### YOUR TASK
Copy each line of the data below in which the word "Carbohydrates" can be found.

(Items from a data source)

•••••

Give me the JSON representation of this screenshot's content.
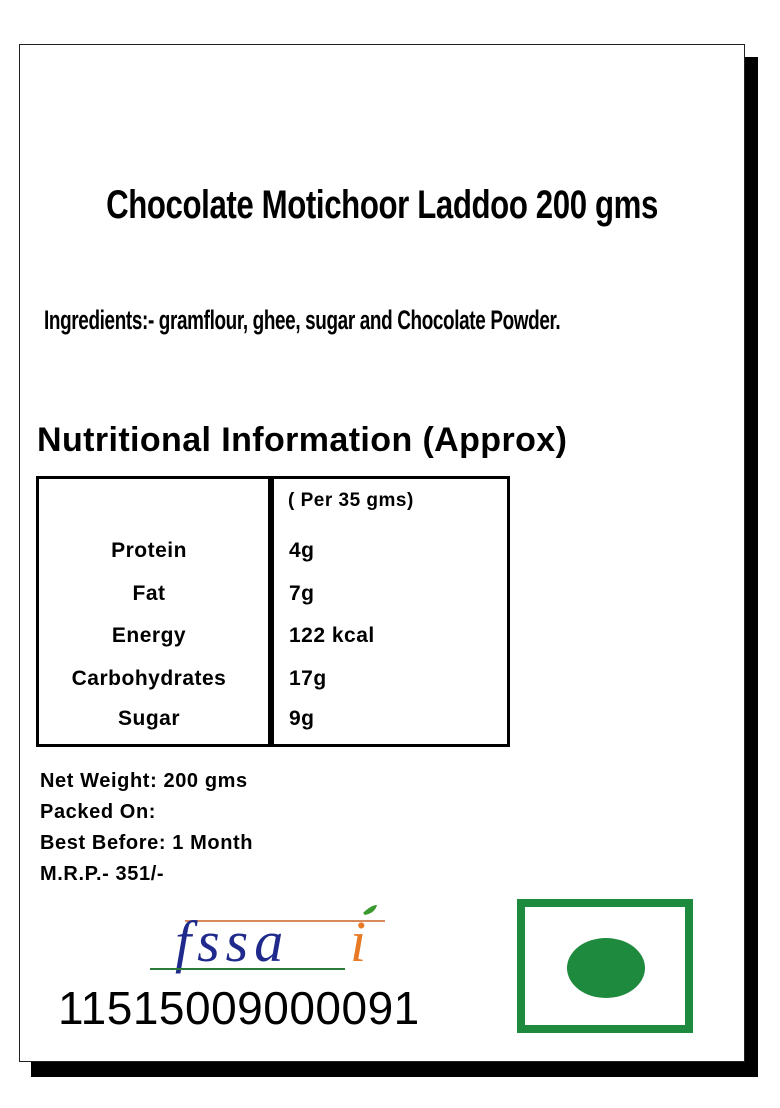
{
  "label": {
    "title": "Chocolate Motichoor Laddoo 200 gms",
    "ingredients": "Ingredients:- gramflour, ghee, sugar and Chocolate Powder.",
    "nutrition": {
      "heading": "Nutritional Information (Approx)",
      "serving": "( Per 35 gms)",
      "rows": [
        {
          "nutrient": "Protein",
          "value": "4g"
        },
        {
          "nutrient": "Fat",
          "value": "7g"
        },
        {
          "nutrient": "Energy",
          "value": "122 kcal"
        },
        {
          "nutrient": "Carbohydrates",
          "value": "17g"
        },
        {
          "nutrient": "Sugar",
          "value": "9g"
        }
      ]
    },
    "details": {
      "net_weight": "Net Weight: 200 gms",
      "packed_on": "Packed On:",
      "best_before": "Best Before: 1 Month",
      "mrp": "M.R.P.- 351/-"
    },
    "fssai": {
      "logo_text": "fssai",
      "license_number": "11515009000091"
    },
    "veg_mark": {
      "icon": "veg-symbol-icon",
      "color": "#1e8a3e"
    }
  }
}
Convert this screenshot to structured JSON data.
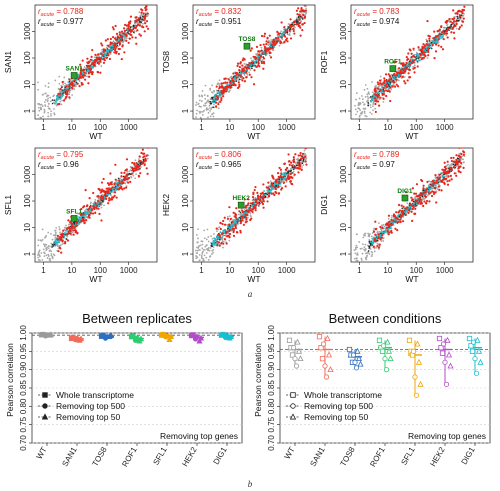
{
  "captions": {
    "a": "a",
    "b": "b"
  },
  "colors": {
    "grey": "#a8a8a8",
    "red": "#e8261c",
    "cyan": "#27b9c9",
    "dark": "#1f2a2a",
    "green": "#2aa02a",
    "WT": "#9a9a9a",
    "SAN1": "#f26b5b",
    "TOS8": "#2f6fbf",
    "ROF1": "#2ecc71",
    "SFL1": "#f0a500",
    "HEK2": "#b24cc7",
    "DIG1": "#19bfd0"
  },
  "chart_data": [
    {
      "type": "scatter",
      "gene": "SAN1",
      "ylabel": "SAN1",
      "xlabel": "WT",
      "x_ticks": [
        "1",
        "10",
        "100",
        "1000"
      ],
      "y_ticks": [
        "1",
        "10",
        "100",
        "1000"
      ],
      "scale": "log",
      "r_red_label": "r",
      "r_red_sub": "acute",
      "r_red": "= 0.788",
      "r_black_label": "r",
      "r_black_sub": "acute",
      "r_black": "= 0.977",
      "highlight": {
        "label": "SAN1",
        "x": 12,
        "y": 22
      }
    },
    {
      "type": "scatter",
      "gene": "TOS8",
      "ylabel": "TOS8",
      "xlabel": "WT",
      "x_ticks": [
        "1",
        "10",
        "100",
        "1000"
      ],
      "y_ticks": [
        "1",
        "10",
        "100",
        "1000"
      ],
      "scale": "log",
      "r_red_label": "r",
      "r_red_sub": "acute",
      "r_red": "= 0.832",
      "r_black_label": "r",
      "r_black_sub": "acute",
      "r_black": "= 0.951",
      "highlight": {
        "label": "TOS8",
        "x": 40,
        "y": 280
      }
    },
    {
      "type": "scatter",
      "gene": "ROF1",
      "ylabel": "ROF1",
      "xlabel": "WT",
      "x_ticks": [
        "1",
        "10",
        "100",
        "1000"
      ],
      "y_ticks": [
        "1",
        "10",
        "100",
        "1000"
      ],
      "scale": "log",
      "r_red_label": "r",
      "r_red_sub": "acute",
      "r_red": "= 0.783",
      "r_black_label": "r",
      "r_black_sub": "acute",
      "r_black": "= 0.974",
      "highlight": {
        "label": "ROF1",
        "x": 15,
        "y": 40
      }
    },
    {
      "type": "scatter",
      "gene": "SFL1",
      "ylabel": "SFL1",
      "xlabel": "WT",
      "x_ticks": [
        "1",
        "10",
        "100",
        "1000"
      ],
      "y_ticks": [
        "1",
        "10",
        "100",
        "1000"
      ],
      "scale": "log",
      "r_red_label": "r",
      "r_red_sub": "acute",
      "r_red": "= 0.795",
      "r_black_label": "r",
      "r_black_sub": "acute",
      "r_black": "= 0.96",
      "highlight": {
        "label": "SFL1",
        "x": 12,
        "y": 22
      }
    },
    {
      "type": "scatter",
      "gene": "HEK2",
      "ylabel": "HEK2",
      "xlabel": "WT",
      "x_ticks": [
        "1",
        "10",
        "100",
        "1000"
      ],
      "y_ticks": [
        "1",
        "10",
        "100",
        "1000"
      ],
      "scale": "log",
      "r_red_label": "r",
      "r_red_sub": "acute",
      "r_red": "= 0.806",
      "r_black_label": "r",
      "r_black_sub": "acute",
      "r_black": "= 0.965",
      "highlight": {
        "label": "HEK2",
        "x": 25,
        "y": 70
      }
    },
    {
      "type": "scatter",
      "gene": "DIG1",
      "ylabel": "DIG1",
      "xlabel": "WT",
      "x_ticks": [
        "1",
        "10",
        "100",
        "1000"
      ],
      "y_ticks": [
        "1",
        "10",
        "100",
        "1000"
      ],
      "scale": "log",
      "r_red_label": "r",
      "r_red_sub": "acute",
      "r_red": "= 0.789",
      "r_black_label": "r",
      "r_black_sub": "acute",
      "r_black": "= 0.97",
      "highlight": {
        "label": "DIG1",
        "x": 40,
        "y": 130
      }
    },
    {
      "type": "dotplot",
      "title": "Between replicates",
      "ylabel": "Pearson correlation",
      "categories": [
        "WT",
        "SAN1",
        "TOS8",
        "ROF1",
        "SFL1",
        "HEK2",
        "DIG1"
      ],
      "ylim": [
        0.7,
        1.0
      ],
      "y_ticks": [
        "0.70",
        "0.75",
        "0.80",
        "0.85",
        "0.90",
        "0.95",
        "1.00"
      ],
      "legend": [
        "Whole transcriptome",
        "Removing top 500",
        "Removing top 50"
      ],
      "legend_title": "Removing top genes",
      "series": [
        {
          "name": "Whole transcriptome",
          "values": [
            [
              0.995,
              0.996
            ],
            [
              0.985,
              0.988
            ],
            [
              0.991,
              0.994
            ],
            [
              0.99,
              0.992
            ],
            [
              0.994,
              0.996
            ],
            [
              0.993,
              0.995
            ],
            [
              0.994,
              0.996
            ]
          ]
        },
        {
          "name": "Removing top 500",
          "values": [
            [
              0.992,
              0.994
            ],
            [
              0.982,
              0.985
            ],
            [
              0.986,
              0.99
            ],
            [
              0.98,
              0.986
            ],
            [
              0.99,
              0.992
            ],
            [
              0.984,
              0.99
            ],
            [
              0.988,
              0.992
            ]
          ]
        },
        {
          "name": "Removing top 50",
          "values": [
            [
              0.994,
              0.995
            ],
            [
              0.98,
              0.984
            ],
            [
              0.99,
              0.993
            ],
            [
              0.978,
              0.984
            ],
            [
              0.982,
              0.99
            ],
            [
              0.978,
              0.986
            ],
            [
              0.986,
              0.99
            ]
          ]
        }
      ],
      "medians": [
        0.994,
        0.984,
        0.99,
        0.985,
        0.992,
        0.988,
        0.991
      ]
    },
    {
      "type": "dotplot",
      "title": "Between conditions",
      "ylabel": "Pearson correlation",
      "categories": [
        "WT",
        "SAN1",
        "TOS8",
        "ROF1",
        "SFL1",
        "HEK2",
        "DIG1"
      ],
      "ylim": [
        0.7,
        1.0
      ],
      "y_ticks": [
        "0.70",
        "0.75",
        "0.80",
        "0.85",
        "0.90",
        "0.95",
        "1.00"
      ],
      "legend": [
        "Whole transcriptome",
        "Removing top 500",
        "Removing top 50"
      ],
      "legend_title": "Removing top genes",
      "series": [
        {
          "name": "Whole transcriptome",
          "values": [
            [
              0.98,
              0.96,
              0.94
            ],
            [
              0.99,
              0.96,
              0.93
            ],
            [
              0.955,
              0.94,
              0.92
            ],
            [
              0.98,
              0.96,
              0.95
            ],
            [
              0.98,
              0.95,
              0.94
            ],
            [
              0.985,
              0.96,
              0.945
            ],
            [
              0.985,
              0.965,
              0.95
            ]
          ]
        },
        {
          "name": "Removing top 500",
          "values": [
            [
              0.96,
              0.93,
              0.91
            ],
            [
              0.97,
              0.91,
              0.88
            ],
            [
              0.94,
              0.92,
              0.905
            ],
            [
              0.965,
              0.93,
              0.9
            ],
            [
              0.95,
              0.88,
              0.83
            ],
            [
              0.97,
              0.92,
              0.86
            ],
            [
              0.975,
              0.93,
              0.89
            ]
          ]
        },
        {
          "name": "Removing top 50",
          "values": [
            [
              0.975,
              0.95,
              0.93
            ],
            [
              0.985,
              0.94,
              0.9
            ],
            [
              0.95,
              0.93,
              0.915
            ],
            [
              0.975,
              0.95,
              0.93
            ],
            [
              0.97,
              0.92,
              0.86
            ],
            [
              0.98,
              0.94,
              0.91
            ],
            [
              0.98,
              0.95,
              0.92
            ]
          ]
        }
      ],
      "medians": [
        0.955,
        0.955,
        0.935,
        0.96,
        0.94,
        0.955,
        0.96
      ]
    }
  ]
}
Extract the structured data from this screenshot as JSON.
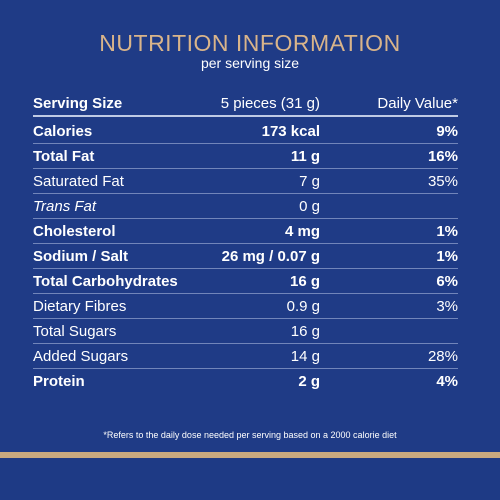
{
  "title": "NUTRITION INFORMATION",
  "subtitle": "per serving size",
  "header": {
    "name": "Serving Size",
    "amount": "5 pieces (31 g)",
    "dv": "Daily Value*"
  },
  "rows": [
    {
      "name": "Calories",
      "amount": "173 kcal",
      "dv": "9%",
      "bold": true
    },
    {
      "name": "Total Fat",
      "amount": "11 g",
      "dv": "16%",
      "bold": true
    },
    {
      "name": "Saturated Fat",
      "amount": "7 g",
      "dv": "35%",
      "bold": false
    },
    {
      "name": "Trans Fat",
      "amount": "0 g",
      "dv": "",
      "bold": false
    },
    {
      "name": "Cholesterol",
      "amount": "4 mg",
      "dv": "1%",
      "bold": true
    },
    {
      "name": "Sodium / Salt",
      "amount": "26 mg / 0.07 g",
      "dv": "1%",
      "bold": true
    },
    {
      "name": "Total Carbohydrates",
      "amount": "16 g",
      "dv": "6%",
      "bold": true
    },
    {
      "name": "Dietary Fibres",
      "amount": "0.9 g",
      "dv": "3%",
      "bold": false
    },
    {
      "name": "Total Sugars",
      "amount": "16 g",
      "dv": "",
      "bold": false
    },
    {
      "name": "Added Sugars",
      "amount": "14 g",
      "dv": "28%",
      "bold": false
    },
    {
      "name": "Protein",
      "amount": "2 g",
      "dv": "4%",
      "bold": true
    }
  ],
  "footnote": "*Refers to the daily dose needed per serving based on a 2000 calorie diet",
  "colors": {
    "background": "#1f3b86",
    "title": "#d9b48a",
    "band": "#c9a97f"
  }
}
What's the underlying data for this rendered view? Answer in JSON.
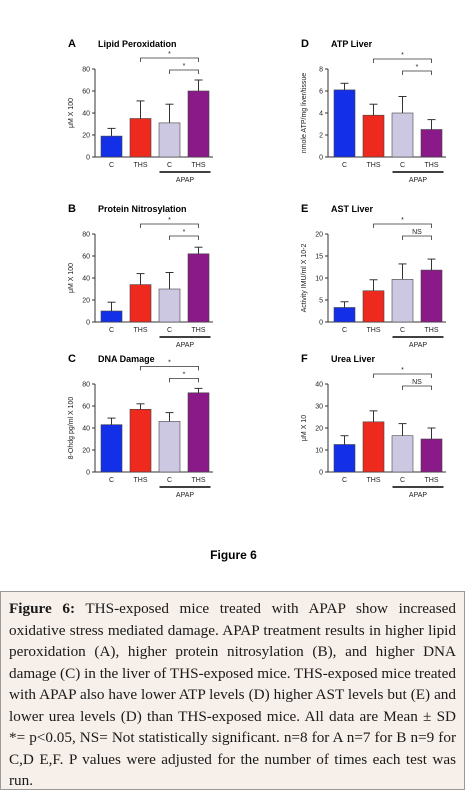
{
  "figure_label": "Figure 6",
  "caption": {
    "ref": "Figure 6:",
    "text": "THS-exposed mice treated with APAP show increased oxidative stress mediated damage. APAP treatment results in higher lipid peroxidation (A), higher protein nitrosylation (B), and higher DNA damage (C) in the liver of THS-exposed mice. THS-exposed mice treated with APAP also have lower ATP levels (D) higher AST levels but (E) and lower urea levels (D) than THS-exposed mice. All data are Mean ± SD *= p<0.05, NS= Not statistically significant. n=8 for A n=7 for B n=9 for C,D E,F. P values were adjusted for the number of times each test was run."
  },
  "colors": {
    "C": "#1330e8",
    "THS": "#ee2a1e",
    "C_APAP": "#ccc8e2",
    "THS_APAP": "#8a1a88"
  },
  "chart_data": [
    {
      "panel": "A",
      "title": "Lipid Peroxidation",
      "type": "bar",
      "ylabel": "μM X 100",
      "ylim": [
        0,
        80
      ],
      "yticks": [
        "0",
        "20",
        "40",
        "60",
        "80"
      ],
      "categories": [
        "C",
        "THS",
        "C",
        "THS"
      ],
      "group_label": "APAP",
      "values": [
        19,
        35,
        31,
        60
      ],
      "errors": [
        7,
        16,
        17,
        10
      ],
      "annotations": [
        {
          "from": 1,
          "to": 3,
          "label": "*"
        },
        {
          "from": 2,
          "to": 3,
          "label": "*"
        }
      ]
    },
    {
      "panel": "D",
      "title": "ATP Liver",
      "type": "bar",
      "ylabel": "nmole ATP/mg liver/tissue",
      "ylim": [
        0,
        8
      ],
      "yticks": [
        "0",
        "2",
        "4",
        "6",
        "8"
      ],
      "categories": [
        "C",
        "THS",
        "C",
        "THS"
      ],
      "group_label": "APAP",
      "values": [
        6.1,
        3.8,
        4.0,
        2.5
      ],
      "errors": [
        0.6,
        1.0,
        1.5,
        0.9
      ],
      "annotations": [
        {
          "from": 1,
          "to": 3,
          "label": "*"
        },
        {
          "from": 2,
          "to": 3,
          "label": "*"
        }
      ]
    },
    {
      "panel": "B",
      "title": "Protein Nitrosylation",
      "type": "bar",
      "ylabel": "μM X 100",
      "ylim": [
        0,
        80
      ],
      "yticks": [
        "0",
        "20",
        "40",
        "60",
        "80"
      ],
      "categories": [
        "C",
        "THS",
        "C",
        "THS"
      ],
      "group_label": "APAP",
      "values": [
        10,
        34,
        30,
        62
      ],
      "errors": [
        8,
        10,
        15,
        6
      ],
      "annotations": [
        {
          "from": 1,
          "to": 3,
          "label": "*"
        },
        {
          "from": 2,
          "to": 3,
          "label": "*"
        }
      ]
    },
    {
      "panel": "E",
      "title": "AST Liver",
      "type": "bar",
      "ylabel": "Activity IMU/ml X 10-2",
      "ylim": [
        0,
        20
      ],
      "yticks": [
        "0",
        "5",
        "10",
        "15",
        "20"
      ],
      "categories": [
        "C",
        "THS",
        "C",
        "THS"
      ],
      "group_label": "APAP",
      "values": [
        3.3,
        7.1,
        9.7,
        11.8
      ],
      "errors": [
        1.3,
        2.5,
        3.5,
        2.5
      ],
      "annotations": [
        {
          "from": 1,
          "to": 3,
          "label": "*"
        },
        {
          "from": 2,
          "to": 3,
          "label": "NS"
        }
      ]
    },
    {
      "panel": "C",
      "title": "DNA Damage",
      "type": "bar",
      "ylabel": "8-Ohdg pg/ml X 100",
      "ylim": [
        0,
        80
      ],
      "yticks": [
        "0",
        "20",
        "40",
        "60",
        "80"
      ],
      "categories": [
        "C",
        "THS",
        "C",
        "THS"
      ],
      "group_label": "APAP",
      "values": [
        43,
        57,
        46,
        72
      ],
      "errors": [
        6,
        5,
        8,
        4
      ],
      "annotations": [
        {
          "from": 1,
          "to": 3,
          "label": "*"
        },
        {
          "from": 2,
          "to": 3,
          "label": "*"
        }
      ]
    },
    {
      "panel": "F",
      "title": "Urea Liver",
      "type": "bar",
      "ylabel": "μM X 10",
      "ylim": [
        0,
        40
      ],
      "yticks": [
        "0",
        "10",
        "20",
        "30",
        "40"
      ],
      "categories": [
        "C",
        "THS",
        "C",
        "THS"
      ],
      "group_label": "APAP",
      "values": [
        12.5,
        22.8,
        16.5,
        15
      ],
      "errors": [
        4,
        5,
        5.5,
        5
      ],
      "annotations": [
        {
          "from": 1,
          "to": 3,
          "label": "*"
        },
        {
          "from": 2,
          "to": 3,
          "label": "NS"
        }
      ]
    }
  ]
}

•••••

### RESULT
          "nutrient": "Carbohydrates",
      "name": "Total Carbohydrates",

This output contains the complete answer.